** Consigne **
Dites si chaque affirmation s'accorde avec le récit sur Spencer Tunick. Répondez par oui ou non et citez les mots du récit qui tranchent. (a) La personne qui raconte a appris l'existence de l'événement de Lyon dans un magazine posé chez son garagiste. (b) Le rendez-vous était fixé à 7h30. (c) La personne qui raconte avait déjà pris part à une séance à Montréal en 2001.

:: Texte à examiner

Pas tout a fait nu, puisqu’avec Tunick
La culture s’expose dans les endroits les plus incongrus. Moi elle m’a frappée chez mon garagiste, en allant faire changer un joint de cardan. Sur la table, Figaro Magazine, un truc que je n’achèterais jamais, mais bon, il était là et je n’avais rien de mieux à faire que de le feuilleter. Sur une page quelconque, en tout petit dans une colonne, la mention d’un évènement à Lyon : Spencer Tunick ! J’avais déjà raté une invitation à Montréal en 2001, mais là j’étais décidé à me rendre jusqu’à Lyon pour « en être ».
Le rendez-vous était fixé à 4h30. Je sors de la voiture et je croise un autre automobiliste visiblement angoissé de cette explosion de nudité qui l’attend :
Heuuu.. Vous savez où on va pouvoir planquer nos clefs de voiture ?
Je l’ai rassuré sur le fait que nos affaires allaient être surveillées par des volontaires, j’ai marché plus loin puis j’ai explosé de rire en imaginant la scène que cet automobiliste avait dû se repasser en boucle. Je ne détaille pas, vous pouvez le faire tout seul. Pour la suite de la séance photo c’était classique. Bon, je suis pas un pro, mais généralement il faut de la lumière pour faire de bonnes photos, non ? Ben ouais, c’est ce que je pensais aussi. Et la lumière est arrivée à 7h30 seulement. Pendant ce temps, ça n’a gêné ni Tunick ni les organisateurs qu’on se gèle sur place. Pourtant, ça fait des semaines qu’on sait à quelle heure va se lever le soleil !
Je passe les détails des installations, je vous laisse regarder France 3 sur internet pour des images de nos corps en action, bande de voyeurs…
Au final c’était bien plaisant, bien moins glauque que les mauvais esprits s’en émeuvent, il y avait des quelques jeunes adultes (ados ?) et même une vieille femme qui marchait avec un déambulateur. Bref, tout le monde. C’était assez bizarre de se mettre nu sur commande, au milieu d’inconnu(e)s, et pour ceux qui ne l’ont jamais fait, imaginez lors de votre prochain trajet en autobus que le chauffeur au prochain arrêt va prendre son micro et crier : « tout le monde à poil ». Ça ressemblait à cela (sans le grossier appel au micro). Pleins de gens qu’on pourrait croiser dans la rue, de tous âges et d’une couleur : le rose. Il y avait UN seul noir, vous verrez, il est facile à repérer sur les photos.

::::
:: Documents de travail

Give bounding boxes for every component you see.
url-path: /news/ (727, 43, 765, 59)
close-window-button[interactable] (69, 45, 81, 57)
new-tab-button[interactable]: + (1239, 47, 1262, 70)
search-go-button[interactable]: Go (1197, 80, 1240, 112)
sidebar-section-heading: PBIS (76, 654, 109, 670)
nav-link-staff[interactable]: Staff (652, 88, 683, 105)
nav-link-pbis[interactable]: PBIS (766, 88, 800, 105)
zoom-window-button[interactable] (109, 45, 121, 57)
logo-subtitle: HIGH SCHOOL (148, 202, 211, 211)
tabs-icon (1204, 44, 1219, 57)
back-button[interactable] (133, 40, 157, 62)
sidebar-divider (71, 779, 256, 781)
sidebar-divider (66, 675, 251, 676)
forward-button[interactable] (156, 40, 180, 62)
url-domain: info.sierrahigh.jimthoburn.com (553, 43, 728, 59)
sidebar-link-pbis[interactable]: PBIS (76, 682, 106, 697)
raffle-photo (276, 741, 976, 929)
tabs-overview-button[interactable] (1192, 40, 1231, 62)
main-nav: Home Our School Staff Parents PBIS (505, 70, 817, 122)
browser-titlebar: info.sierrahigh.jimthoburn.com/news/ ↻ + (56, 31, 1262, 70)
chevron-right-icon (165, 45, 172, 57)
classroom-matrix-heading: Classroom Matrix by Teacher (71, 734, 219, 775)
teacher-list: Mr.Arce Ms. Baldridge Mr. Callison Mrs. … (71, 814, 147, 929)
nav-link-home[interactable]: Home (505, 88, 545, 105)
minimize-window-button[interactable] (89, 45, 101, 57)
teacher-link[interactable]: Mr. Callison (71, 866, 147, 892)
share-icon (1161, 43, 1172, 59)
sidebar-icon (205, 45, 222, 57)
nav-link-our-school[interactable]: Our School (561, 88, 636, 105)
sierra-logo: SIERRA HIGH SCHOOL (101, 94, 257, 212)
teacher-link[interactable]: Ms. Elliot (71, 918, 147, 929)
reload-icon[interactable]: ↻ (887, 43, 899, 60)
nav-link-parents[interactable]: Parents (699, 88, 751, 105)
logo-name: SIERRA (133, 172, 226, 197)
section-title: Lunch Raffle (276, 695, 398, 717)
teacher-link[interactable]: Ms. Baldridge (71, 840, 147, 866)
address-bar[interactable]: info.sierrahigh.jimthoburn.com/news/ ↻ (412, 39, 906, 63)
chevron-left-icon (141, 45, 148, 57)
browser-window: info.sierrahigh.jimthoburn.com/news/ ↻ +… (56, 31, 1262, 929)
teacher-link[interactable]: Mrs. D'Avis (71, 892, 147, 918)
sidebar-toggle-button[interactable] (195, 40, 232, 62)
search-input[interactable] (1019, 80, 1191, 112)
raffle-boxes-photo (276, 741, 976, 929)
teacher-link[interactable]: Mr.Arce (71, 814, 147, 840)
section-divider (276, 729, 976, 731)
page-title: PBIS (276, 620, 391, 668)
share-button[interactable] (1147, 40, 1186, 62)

::::

** Résultat obtenu **
(a) Oui : « Sur la table, Figaro Magazine » et « la mention d’un évènement à Lyon : Spencer Tunick ! »
(b) Non : « Le rendez-vous était fixé à 4h30. »
(c) Non : « J’avais déjà raté une invitation à Montréal en 2001 »